Exercise instructions
Copy every record below, exactly as written.

BEGIN Supplied information

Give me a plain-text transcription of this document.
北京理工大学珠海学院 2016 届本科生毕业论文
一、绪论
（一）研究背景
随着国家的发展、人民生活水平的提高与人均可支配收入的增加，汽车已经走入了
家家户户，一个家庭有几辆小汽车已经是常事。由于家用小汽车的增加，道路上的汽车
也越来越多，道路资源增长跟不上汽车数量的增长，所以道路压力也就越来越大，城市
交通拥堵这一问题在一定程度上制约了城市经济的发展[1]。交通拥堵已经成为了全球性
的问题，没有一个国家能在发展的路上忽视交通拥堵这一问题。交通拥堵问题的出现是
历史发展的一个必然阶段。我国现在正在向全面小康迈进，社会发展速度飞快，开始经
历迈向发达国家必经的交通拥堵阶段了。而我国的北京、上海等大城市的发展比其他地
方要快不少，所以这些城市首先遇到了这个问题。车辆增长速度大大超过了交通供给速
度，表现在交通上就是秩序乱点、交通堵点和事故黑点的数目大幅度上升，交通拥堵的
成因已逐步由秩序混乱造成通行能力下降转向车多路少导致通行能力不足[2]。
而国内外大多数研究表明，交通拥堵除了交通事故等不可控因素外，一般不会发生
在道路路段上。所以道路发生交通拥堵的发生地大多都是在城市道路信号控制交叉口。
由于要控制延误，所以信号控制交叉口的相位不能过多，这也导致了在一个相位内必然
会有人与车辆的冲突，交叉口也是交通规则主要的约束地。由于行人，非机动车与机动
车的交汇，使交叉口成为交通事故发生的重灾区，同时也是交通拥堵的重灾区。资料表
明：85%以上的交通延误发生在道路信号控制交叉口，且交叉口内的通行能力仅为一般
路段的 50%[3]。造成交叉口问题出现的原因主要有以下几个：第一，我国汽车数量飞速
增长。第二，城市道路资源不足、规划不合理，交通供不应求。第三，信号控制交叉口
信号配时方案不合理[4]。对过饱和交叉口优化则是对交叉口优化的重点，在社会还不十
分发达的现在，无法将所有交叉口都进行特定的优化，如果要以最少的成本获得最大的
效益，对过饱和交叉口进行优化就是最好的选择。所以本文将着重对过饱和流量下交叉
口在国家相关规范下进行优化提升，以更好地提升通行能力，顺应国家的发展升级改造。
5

END Supplied information

Written solution
Give me a plain-text transcription of this document.
北京理工大学珠海学院 2016 届本科生毕业论文
一、绪论
（一）研究背景
随着国家的发展、人民生活水平的提高与人均可支配收入的增加，汽车已经走入了
家家户户，一个家庭有几辆小汽车已经是常事。由于家用小汽车的增加，道路上的汽车
也越来越多，道路资源增长跟不上汽车数量的增长，所以道路压力也就越来越大，城市
交通拥堵这一问题在一定程度上制约了城市经济的发展[1]。交通拥堵已经成为了全球性
的问题，没有一个国家能在发展的路上忽视交通拥堵这一问题。交通拥堵问题的出现是
历史发展的一个必然阶段。我国现在正在向全面小康迈进，社会发展速度飞快，开始经
历迈向发达国家必经的交通拥堵阶段了。而我国的北京、上海等大城市的发展比其他地
方要快不少，所以这些城市首先遇到了这个问题。车辆增长速度大大超过了交通供给速
度，表现在交通上就是秩序乱点、交通堵点和事故黑点的数目大幅度上升，交通拥堵的
成因已逐步由秩序混乱造成通行能力下降转向车多路少导致通行能力不足[2]。
而国内外大多数研究表明，交通拥堵除了交通事故等不可控因素外，一般不会发生
在道路路段上。所以道路发生交通拥堵的发生地大多都是在城市道路信号控制交叉口。
由于要控制延误，所以信号控制交叉口的相位不能过多，这也导致了在一个相位内必然
会有人与车辆的冲突，交叉口也是交通规则主要的约束地。由于行人，非机动车与机动
车的交汇，使交叉口成为交通事故发生的重灾区，同时也是交通拥堵的重灾区。资料表
明：85%以上的交通延误发生在道路信号控制交叉口，且交叉口内的通行能力仅为一般
路段的 50%[3]。造成交叉口问题出现的原因主要有以下几个：第一，我国汽车数量飞速
增长。第二，城市道路资源不足、规划不合理，交通供不应求。第三，信号控制交叉口
信号配时方案不合理[4]。对过饱和交叉口优化则是对交叉口优化的重点，在社会还不十
分发达的现在，无法将所有交叉口都进行特定的优化，如果要以最少的成本获得最大的
效益，对过饱和交叉口进行优化就是最好的选择。所以本文将着重对过饱和流量下交叉
口在国家相关规范下进行优化提升，以更好地提升通行能力，顺应国家的发展升级改造。
5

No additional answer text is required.